> [Your goal]: Copy the data precisely, keeping every character.
--- start Material for this task ---
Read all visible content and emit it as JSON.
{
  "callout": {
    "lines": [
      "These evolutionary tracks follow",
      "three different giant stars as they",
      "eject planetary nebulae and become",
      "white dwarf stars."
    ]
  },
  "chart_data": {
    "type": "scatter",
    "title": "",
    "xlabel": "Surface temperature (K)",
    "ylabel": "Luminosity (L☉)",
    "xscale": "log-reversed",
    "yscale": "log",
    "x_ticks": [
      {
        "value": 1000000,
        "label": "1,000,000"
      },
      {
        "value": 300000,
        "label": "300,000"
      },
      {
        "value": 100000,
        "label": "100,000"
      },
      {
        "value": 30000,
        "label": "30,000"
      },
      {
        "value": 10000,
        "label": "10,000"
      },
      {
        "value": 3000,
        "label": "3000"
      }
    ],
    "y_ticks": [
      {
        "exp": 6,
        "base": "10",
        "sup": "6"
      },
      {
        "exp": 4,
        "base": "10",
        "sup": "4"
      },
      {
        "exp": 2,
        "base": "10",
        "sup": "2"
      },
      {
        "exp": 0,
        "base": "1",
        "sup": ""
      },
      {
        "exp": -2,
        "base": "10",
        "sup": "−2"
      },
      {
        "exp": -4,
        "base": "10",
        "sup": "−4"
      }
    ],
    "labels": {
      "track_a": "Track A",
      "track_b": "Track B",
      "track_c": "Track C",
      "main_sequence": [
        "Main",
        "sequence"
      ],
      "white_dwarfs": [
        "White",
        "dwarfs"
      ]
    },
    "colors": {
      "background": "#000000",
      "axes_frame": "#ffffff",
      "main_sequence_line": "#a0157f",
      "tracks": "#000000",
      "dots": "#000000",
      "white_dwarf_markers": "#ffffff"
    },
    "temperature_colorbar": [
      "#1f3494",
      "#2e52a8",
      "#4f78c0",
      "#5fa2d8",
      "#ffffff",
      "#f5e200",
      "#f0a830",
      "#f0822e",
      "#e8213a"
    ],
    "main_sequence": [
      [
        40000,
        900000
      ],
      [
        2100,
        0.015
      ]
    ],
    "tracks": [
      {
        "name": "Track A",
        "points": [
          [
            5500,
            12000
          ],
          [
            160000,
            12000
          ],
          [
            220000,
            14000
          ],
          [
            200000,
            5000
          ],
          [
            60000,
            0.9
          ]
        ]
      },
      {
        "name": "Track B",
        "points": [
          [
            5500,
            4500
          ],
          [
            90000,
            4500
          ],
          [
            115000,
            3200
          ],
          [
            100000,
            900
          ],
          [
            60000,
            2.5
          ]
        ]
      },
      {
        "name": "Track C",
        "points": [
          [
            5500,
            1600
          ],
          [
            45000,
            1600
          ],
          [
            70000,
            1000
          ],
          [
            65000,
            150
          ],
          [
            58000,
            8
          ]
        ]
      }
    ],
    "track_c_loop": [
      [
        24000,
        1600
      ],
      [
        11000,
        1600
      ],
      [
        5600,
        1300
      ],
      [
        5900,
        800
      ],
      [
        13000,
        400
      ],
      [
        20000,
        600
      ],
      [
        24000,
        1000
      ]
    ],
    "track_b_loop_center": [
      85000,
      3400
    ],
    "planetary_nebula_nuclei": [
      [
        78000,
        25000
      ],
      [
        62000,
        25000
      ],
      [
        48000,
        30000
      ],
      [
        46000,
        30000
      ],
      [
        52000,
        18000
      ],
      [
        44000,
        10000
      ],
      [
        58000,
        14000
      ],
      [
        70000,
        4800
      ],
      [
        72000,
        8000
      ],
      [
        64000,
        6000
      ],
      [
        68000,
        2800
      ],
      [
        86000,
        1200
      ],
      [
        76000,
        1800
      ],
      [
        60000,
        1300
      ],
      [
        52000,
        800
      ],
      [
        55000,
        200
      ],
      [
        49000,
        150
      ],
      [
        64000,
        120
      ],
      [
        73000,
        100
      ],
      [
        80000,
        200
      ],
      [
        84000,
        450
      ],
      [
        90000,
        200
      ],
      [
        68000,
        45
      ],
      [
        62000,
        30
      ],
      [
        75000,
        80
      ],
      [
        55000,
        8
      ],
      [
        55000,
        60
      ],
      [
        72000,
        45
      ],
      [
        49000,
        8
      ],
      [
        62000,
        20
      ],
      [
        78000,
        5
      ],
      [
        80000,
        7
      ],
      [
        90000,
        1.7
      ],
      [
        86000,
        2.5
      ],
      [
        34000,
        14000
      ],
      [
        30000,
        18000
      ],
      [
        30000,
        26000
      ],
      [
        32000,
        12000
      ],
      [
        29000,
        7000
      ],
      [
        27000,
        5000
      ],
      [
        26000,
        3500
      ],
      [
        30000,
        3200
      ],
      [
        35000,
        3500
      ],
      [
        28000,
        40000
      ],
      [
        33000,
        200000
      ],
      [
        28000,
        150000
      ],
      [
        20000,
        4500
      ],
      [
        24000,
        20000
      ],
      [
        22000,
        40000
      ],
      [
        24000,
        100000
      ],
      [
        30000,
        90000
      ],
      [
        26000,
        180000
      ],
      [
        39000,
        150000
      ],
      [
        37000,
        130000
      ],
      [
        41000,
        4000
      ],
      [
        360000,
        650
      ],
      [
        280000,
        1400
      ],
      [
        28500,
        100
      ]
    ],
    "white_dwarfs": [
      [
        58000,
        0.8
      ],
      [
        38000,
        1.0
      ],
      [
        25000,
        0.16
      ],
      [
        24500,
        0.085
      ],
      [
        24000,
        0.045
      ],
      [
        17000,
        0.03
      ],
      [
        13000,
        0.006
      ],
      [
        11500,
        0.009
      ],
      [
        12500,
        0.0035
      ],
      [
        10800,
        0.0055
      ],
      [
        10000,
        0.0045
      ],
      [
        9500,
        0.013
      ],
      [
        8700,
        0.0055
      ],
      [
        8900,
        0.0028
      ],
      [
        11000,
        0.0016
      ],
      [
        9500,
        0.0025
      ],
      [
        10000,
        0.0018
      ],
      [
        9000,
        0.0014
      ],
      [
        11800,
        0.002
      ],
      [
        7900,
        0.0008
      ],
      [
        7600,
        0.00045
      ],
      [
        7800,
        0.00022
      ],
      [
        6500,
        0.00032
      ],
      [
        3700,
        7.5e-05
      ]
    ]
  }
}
--- end Material for this task ---
> [Solution to the exercise]:
Read all visible content and emit it as JSON.
{
  "callout": {
    "lines": [
      "These evolutionary tracks follow",
      "three different giant stars as they",
      "eject planetary nebulae and become",
      "white dwarf stars."
    ]
  },
  "chart_data": {
    "type": "scatter",
    "title": "",
    "xlabel": "Surface temperature (K)",
    "ylabel": "Luminosity (L☉)",
    "xscale": "log-reversed",
    "yscale": "log",
    "x_ticks": [
      {
        "value": 1000000,
        "label": "1,000,000"
      },
      {
        "value": 300000,
        "label": "300,000"
      },
      {
        "value": 100000,
        "label": "100,000"
      },
      {
        "value": 30000,
        "label": "30,000"
      },
      {
        "value": 10000,
        "label": "10,000"
      },
      {
        "value": 3000,
        "label": "3000"
      }
    ],
    "y_ticks": [
      {
        "exp": 6,
        "base": "10",
        "sup": "6"
      },
      {
        "exp": 4,
        "base": "10",
        "sup": "4"
      },
      {
        "exp": 2,
        "base": "10",
        "sup": "2"
      },
      {
        "exp": 0,
        "base": "1",
        "sup": ""
      },
      {
        "exp": -2,
        "base": "10",
        "sup": "−2"
      },
      {
        "exp": -4,
        "base": "10",
        "sup": "−4"
      }
    ],
    "labels": {
      "track_a": "Track A",
      "track_b": "Track B",
      "track_c": "Track C",
      "main_sequence": [
        "Main",
        "sequence"
      ],
      "white_dwarfs": [
        "White",
        "dwarfs"
      ]
    },
    "colors": {
      "background": "#000000",
      "axes_frame": "#ffffff",
      "main_sequence_line": "#a0157f",
      "tracks": "#000000",
      "dots": "#000000",
      "white_dwarf_markers": "#ffffff"
    },
    "temperature_colorbar": [
      "#1f3494",
      "#2e52a8",
      "#4f78c0",
      "#5fa2d8",
      "#ffffff",
      "#f5e200",
      "#f0a830",
      "#f0822e",
      "#e8213a"
    ],
    "main_sequence": [
      [
        40000,
        900000
      ],
      [
        2100,
        0.015
      ]
    ],
    "tracks": [
      {
        "name": "Track A",
        "points": [
          [
            5500,
            12000
          ],
          [
            160000,
            12000
          ],
          [
            220000,
            14000
          ],
          [
            200000,
            5000
          ],
          [
            60000,
            0.9
          ]
        ]
      },
      {
        "name": "Track B",
        "points": [
          [
            5500,
            4500
          ],
          [
            90000,
            4500
          ],
          [
            115000,
            3200
          ],
          [
            100000,
            900
          ],
          [
            60000,
            2.5
          ]
        ]
      },
      {
        "name": "Track C",
        "points": [
          [
            5500,
            1600
          ],
          [
            45000,
            1600
          ],
          [
            70000,
            1000
          ],
          [
            65000,
            150
          ],
          [
            58000,
            8
          ]
        ]
      }
    ],
    "track_c_loop": [
      [
        24000,
        1600
      ],
      [
        11000,
        1600
      ],
      [
        5600,
        1300
      ],
      [
        5900,
        800
      ],
      [
        13000,
        400
      ],
      [
        20000,
        600
      ],
      [
        24000,
        1000
      ]
    ],
    "track_b_loop_center": [
      85000,
      3400
    ],
    "planetary_nebula_nuclei": [
      [
        78000,
        25000
      ],
      [
        62000,
        25000
      ],
      [
        48000,
        30000
      ],
      [
        46000,
        30000
      ],
      [
        52000,
        18000
      ],
      [
        44000,
        10000
      ],
      [
        58000,
        14000
      ],
      [
        70000,
        4800
      ],
      [
        72000,
        8000
      ],
      [
        64000,
        6000
      ],
      [
        68000,
        2800
      ],
      [
        86000,
        1200
      ],
      [
        76000,
        1800
      ],
      [
        60000,
        1300
      ],
      [
        52000,
        800
      ],
      [
        55000,
        200
      ],
      [
        49000,
        150
      ],
      [
        64000,
        120
      ],
      [
        73000,
        100
      ],
      [
        80000,
        200
      ],
      [
        84000,
        450
      ],
      [
        90000,
        200
      ],
      [
        68000,
        45
      ],
      [
        62000,
        30
      ],
      [
        75000,
        80
      ],
      [
        55000,
        8
      ],
      [
        55000,
        60
      ],
      [
        72000,
        45
      ],
      [
        49000,
        8
      ],
      [
        62000,
        20
      ],
      [
        78000,
        5
      ],
      [
        80000,
        7
      ],
      [
        90000,
        1.7
      ],
      [
        86000,
        2.5
      ],
      [
        34000,
        14000
      ],
      [
        30000,
        18000
      ],
      [
        30000,
        26000
      ],
      [
        32000,
        12000
      ],
      [
        29000,
        7000
      ],
      [
        27000,
        5000
      ],
      [
        26000,
        3500
      ],
      [
        30000,
        3200
      ],
      [
        35000,
        3500
      ],
      [
        28000,
        40000
      ],
      [
        33000,
        200000
      ],
      [
        28000,
        150000
      ],
      [
        20000,
        4500
      ],
      [
        24000,
        20000
      ],
      [
        22000,
        40000
      ],
      [
        24000,
        100000
      ],
      [
        30000,
        90000
      ],
      [
        26000,
        180000
      ],
      [
        39000,
        150000
      ],
      [
        37000,
        130000
      ],
      [
        41000,
        4000
      ],
      [
        360000,
        650
      ],
      [
        280000,
        1400
      ],
      [
        28500,
        100
      ]
    ],
    "white_dwarfs": [
      [
        58000,
        0.8
      ],
      [
        38000,
        1.0
      ],
      [
        25000,
        0.16
      ],
      [
        24500,
        0.085
      ],
      [
        24000,
        0.045
      ],
      [
        17000,
        0.03
      ],
      [
        13000,
        0.006
      ],
      [
        11500,
        0.009
      ],
      [
        12500,
        0.0035
      ],
      [
        10800,
        0.0055
      ],
      [
        10000,
        0.0045
      ],
      [
        9500,
        0.013
      ],
      [
        8700,
        0.0055
      ],
      [
        8900,
        0.0028
      ],
      [
        11000,
        0.0016
      ],
      [
        9500,
        0.0025
      ],
      [
        10000,
        0.0018
      ],
      [
        9000,
        0.0014
      ],
      [
        11800,
        0.002
      ],
      [
        7900,
        0.0008
      ],
      [
        7600,
        0.00045
      ],
      [
        7800,
        0.00022
      ],
      [
        6500,
        0.00032
      ],
      [
        3700,
        7.5e-05
      ]
    ]
  }
}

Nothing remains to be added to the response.